### Aim of the exercise
Pictures within the data are to be left out; everything else must be reproduced exactly.

### Record excerpts
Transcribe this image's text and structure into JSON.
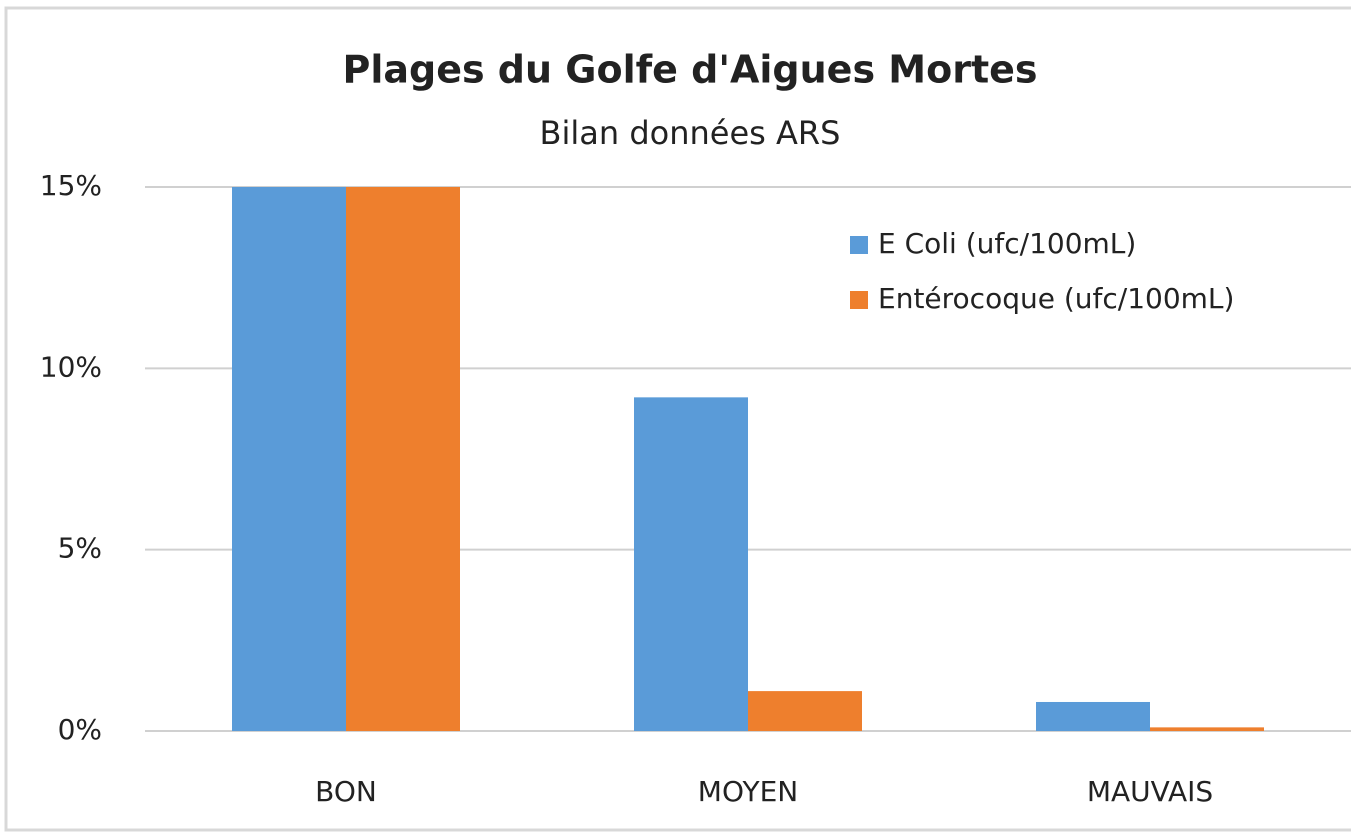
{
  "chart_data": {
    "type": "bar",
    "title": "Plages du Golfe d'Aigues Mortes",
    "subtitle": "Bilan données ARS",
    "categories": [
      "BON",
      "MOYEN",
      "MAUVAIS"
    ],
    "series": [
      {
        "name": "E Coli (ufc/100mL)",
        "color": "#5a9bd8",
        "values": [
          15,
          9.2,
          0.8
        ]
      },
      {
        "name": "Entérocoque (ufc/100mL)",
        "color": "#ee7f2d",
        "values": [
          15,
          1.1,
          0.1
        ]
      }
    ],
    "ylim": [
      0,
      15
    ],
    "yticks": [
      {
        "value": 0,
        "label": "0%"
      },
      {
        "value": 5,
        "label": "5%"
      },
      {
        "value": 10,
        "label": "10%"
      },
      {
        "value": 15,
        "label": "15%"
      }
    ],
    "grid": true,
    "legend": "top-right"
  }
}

### Task output
Transcribe this image's text and structure into JSON.
{
  "chart_data": {
    "type": "bar",
    "title": "Plages du Golfe d'Aigues Mortes",
    "subtitle": "Bilan données ARS",
    "categories": [
      "BON",
      "MOYEN",
      "MAUVAIS"
    ],
    "series": [
      {
        "name": "E Coli (ufc/100mL)",
        "color": "#5a9bd8",
        "values": [
          15,
          9.2,
          0.8
        ]
      },
      {
        "name": "Entérocoque (ufc/100mL)",
        "color": "#ee7f2d",
        "values": [
          15,
          1.1,
          0.1
        ]
      }
    ],
    "ylim": [
      0,
      15
    ],
    "yticks": [
      {
        "value": 0,
        "label": "0%"
      },
      {
        "value": 5,
        "label": "5%"
      },
      {
        "value": 10,
        "label": "10%"
      },
      {
        "value": 15,
        "label": "15%"
      }
    ],
    "grid": true,
    "legend": "top-right"
  }
}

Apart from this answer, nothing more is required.